• **Task details**
Every record that follows should be printed verbatim.

• **Stored data**
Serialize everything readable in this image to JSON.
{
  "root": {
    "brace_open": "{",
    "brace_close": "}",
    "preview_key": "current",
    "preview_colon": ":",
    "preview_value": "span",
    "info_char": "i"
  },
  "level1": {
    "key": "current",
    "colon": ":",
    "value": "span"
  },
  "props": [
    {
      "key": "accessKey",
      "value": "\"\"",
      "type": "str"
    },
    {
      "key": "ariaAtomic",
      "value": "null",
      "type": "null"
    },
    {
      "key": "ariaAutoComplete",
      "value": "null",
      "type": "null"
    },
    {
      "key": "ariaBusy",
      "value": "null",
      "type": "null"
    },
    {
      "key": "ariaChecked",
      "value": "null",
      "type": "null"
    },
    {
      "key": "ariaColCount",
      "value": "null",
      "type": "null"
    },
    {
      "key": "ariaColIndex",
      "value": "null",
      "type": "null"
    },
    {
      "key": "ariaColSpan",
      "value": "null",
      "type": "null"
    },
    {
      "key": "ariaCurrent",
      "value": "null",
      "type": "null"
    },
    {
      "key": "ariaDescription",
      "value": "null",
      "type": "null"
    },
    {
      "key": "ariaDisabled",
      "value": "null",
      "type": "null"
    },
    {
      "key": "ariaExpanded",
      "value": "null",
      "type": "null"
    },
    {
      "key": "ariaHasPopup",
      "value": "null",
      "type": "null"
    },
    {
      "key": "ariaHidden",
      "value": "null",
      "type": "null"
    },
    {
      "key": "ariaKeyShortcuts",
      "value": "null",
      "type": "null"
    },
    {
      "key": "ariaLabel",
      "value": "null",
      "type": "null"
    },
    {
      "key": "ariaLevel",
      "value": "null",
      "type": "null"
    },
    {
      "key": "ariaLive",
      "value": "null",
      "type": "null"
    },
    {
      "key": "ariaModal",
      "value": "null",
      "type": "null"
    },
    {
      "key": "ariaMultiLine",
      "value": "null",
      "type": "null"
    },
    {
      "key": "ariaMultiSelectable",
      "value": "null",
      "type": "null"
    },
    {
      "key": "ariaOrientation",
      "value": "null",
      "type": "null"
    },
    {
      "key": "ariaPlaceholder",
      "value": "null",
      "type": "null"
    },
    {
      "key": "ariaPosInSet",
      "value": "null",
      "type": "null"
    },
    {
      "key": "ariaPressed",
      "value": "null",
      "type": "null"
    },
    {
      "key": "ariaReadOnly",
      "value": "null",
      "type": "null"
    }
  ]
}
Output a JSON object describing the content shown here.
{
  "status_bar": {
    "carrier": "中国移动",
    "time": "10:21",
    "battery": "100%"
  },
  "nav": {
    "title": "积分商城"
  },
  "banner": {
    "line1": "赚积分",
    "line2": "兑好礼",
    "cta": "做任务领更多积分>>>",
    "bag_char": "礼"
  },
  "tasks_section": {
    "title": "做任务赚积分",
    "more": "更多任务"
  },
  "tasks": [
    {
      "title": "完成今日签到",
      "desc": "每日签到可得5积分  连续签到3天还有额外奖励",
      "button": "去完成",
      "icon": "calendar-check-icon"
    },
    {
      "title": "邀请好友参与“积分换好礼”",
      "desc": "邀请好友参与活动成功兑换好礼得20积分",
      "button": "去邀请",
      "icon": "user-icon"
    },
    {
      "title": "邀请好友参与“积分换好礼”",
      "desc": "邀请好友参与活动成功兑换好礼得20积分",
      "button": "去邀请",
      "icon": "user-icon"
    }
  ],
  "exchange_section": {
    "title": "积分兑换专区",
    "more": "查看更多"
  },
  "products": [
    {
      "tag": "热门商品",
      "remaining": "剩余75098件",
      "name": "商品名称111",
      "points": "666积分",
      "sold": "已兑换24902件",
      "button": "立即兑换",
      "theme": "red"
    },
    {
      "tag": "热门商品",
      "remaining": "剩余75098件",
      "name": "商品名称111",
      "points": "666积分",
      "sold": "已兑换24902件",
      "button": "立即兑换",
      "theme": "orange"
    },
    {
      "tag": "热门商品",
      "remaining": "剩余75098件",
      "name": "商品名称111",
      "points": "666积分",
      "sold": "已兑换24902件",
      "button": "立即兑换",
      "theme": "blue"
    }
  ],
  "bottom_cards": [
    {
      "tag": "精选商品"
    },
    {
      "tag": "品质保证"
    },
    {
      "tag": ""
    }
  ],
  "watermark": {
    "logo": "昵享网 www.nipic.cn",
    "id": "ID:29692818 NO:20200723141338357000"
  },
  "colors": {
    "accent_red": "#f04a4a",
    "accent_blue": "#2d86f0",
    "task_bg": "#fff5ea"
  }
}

• **Final answer**
Serialize everything readable in this image to JSON.
{
  "root": {
    "brace_open": "{",
    "brace_close": "}",
    "preview_key": "current",
    "preview_colon": ":",
    "preview_value": "span",
    "info_char": "i"
  },
  "level1": {
    "key": "current",
    "colon": ":",
    "value": "span"
  },
  "props": [
    {
      "key": "accessKey",
      "value": "\"\"",
      "type": "str"
    },
    {
      "key": "ariaAtomic",
      "value": "null",
      "type": "null"
    },
    {
      "key": "ariaAutoComplete",
      "value": "null",
      "type": "null"
    },
    {
      "key": "ariaBusy",
      "value": "null",
      "type": "null"
    },
    {
      "key": "ariaChecked",
      "value": "null",
      "type": "null"
    },
    {
      "key": "ariaColCount",
      "value": "null",
      "type": "null"
    },
    {
      "key": "ariaColIndex",
      "value": "null",
      "type": "null"
    },
    {
      "key": "ariaColSpan",
      "value": "null",
      "type": "null"
    },
    {
      "key": "ariaCurrent",
      "value": "null",
      "type": "null"
    },
    {
      "key": "ariaDescription",
      "value": "null",
      "type": "null"
    },
    {
      "key": "ariaDisabled",
      "value": "null",
      "type": "null"
    },
    {
      "key": "ariaExpanded",
      "value": "null",
      "type": "null"
    },
    {
      "key": "ariaHasPopup",
      "value": "null",
      "type": "null"
    },
    {
      "key": "ariaHidden",
      "value": "null",
      "type": "null"
    },
    {
      "key": "ariaKeyShortcuts",
      "value": "null",
      "type": "null"
    },
    {
      "key": "ariaLabel",
      "value": "null",
      "type": "null"
    },
    {
      "key": "ariaLevel",
      "value": "null",
      "type": "null"
    },
    {
      "key": "ariaLive",
      "value": "null",
      "type": "null"
    },
    {
      "key": "ariaModal",
      "value": "null",
      "type": "null"
    },
    {
      "key": "ariaMultiLine",
      "value": "null",
      "type": "null"
    },
    {
      "key": "ariaMultiSelectable",
      "value": "null",
      "type": "null"
    },
    {
      "key": "ariaOrientation",
      "value": "null",
      "type": "null"
    },
    {
      "key": "ariaPlaceholder",
      "value": "null",
      "type": "null"
    },
    {
      "key": "ariaPosInSet",
      "value": "null",
      "type": "null"
    },
    {
      "key": "ariaPressed",
      "value": "null",
      "type": "null"
    },
    {
      "key": "ariaReadOnly",
      "value": "null",
      "type": "null"
    }
  ]
}
Output a JSON object describing the content shown here.
{
  "status_bar": {
    "carrier": "中国移动",
    "time": "10:21",
    "battery": "100%"
  },
  "nav": {
    "title": "积分商城"
  },
  "banner": {
    "line1": "赚积分",
    "line2": "兑好礼",
    "cta": "做任务领更多积分>>>",
    "bag_char": "礼"
  },
  "tasks_section": {
    "title": "做任务赚积分",
    "more": "更多任务"
  },
  "tasks": [
    {
      "title": "完成今日签到",
      "desc": "每日签到可得5积分  连续签到3天还有额外奖励",
      "button": "去完成",
      "icon": "calendar-check-icon"
    },
    {
      "title": "邀请好友参与“积分换好礼”",
      "desc": "邀请好友参与活动成功兑换好礼得20积分",
      "button": "去邀请",
      "icon": "user-icon"
    },
    {
      "title": "邀请好友参与“积分换好礼”",
      "desc": "邀请好友参与活动成功兑换好礼得20积分",
      "button": "去邀请",
      "icon": "user-icon"
    }
  ],
  "exchange_section": {
    "title": "积分兑换专区",
    "more": "查看更多"
  },
  "products": [
    {
      "tag": "热门商品",
      "remaining": "剩余75098件",
      "name": "商品名称111",
      "points": "666积分",
      "sold": "已兑换24902件",
      "button": "立即兑换",
      "theme": "red"
    },
    {
      "tag": "热门商品",
      "remaining": "剩余75098件",
      "name": "商品名称111",
      "points": "666积分",
      "sold": "已兑换24902件",
      "button": "立即兑换",
      "theme": "orange"
    },
    {
      "tag": "热门商品",
      "remaining": "剩余75098件",
      "name": "商品名称111",
      "points": "666积分",
      "sold": "已兑换24902件",
      "button": "立即兑换",
      "theme": "blue"
    }
  ],
  "bottom_cards": [
    {
      "tag": "精选商品"
    },
    {
      "tag": "品质保证"
    },
    {
      "tag": ""
    }
  ],
  "watermark": {
    "logo": "昵享网 www.nipic.cn",
    "id": "ID:29692818 NO:20200723141338357000"
  },
  "colors": {
    "accent_red": "#f04a4a",
    "accent_blue": "#2d86f0",
    "task_bg": "#fff5ea"
  }
}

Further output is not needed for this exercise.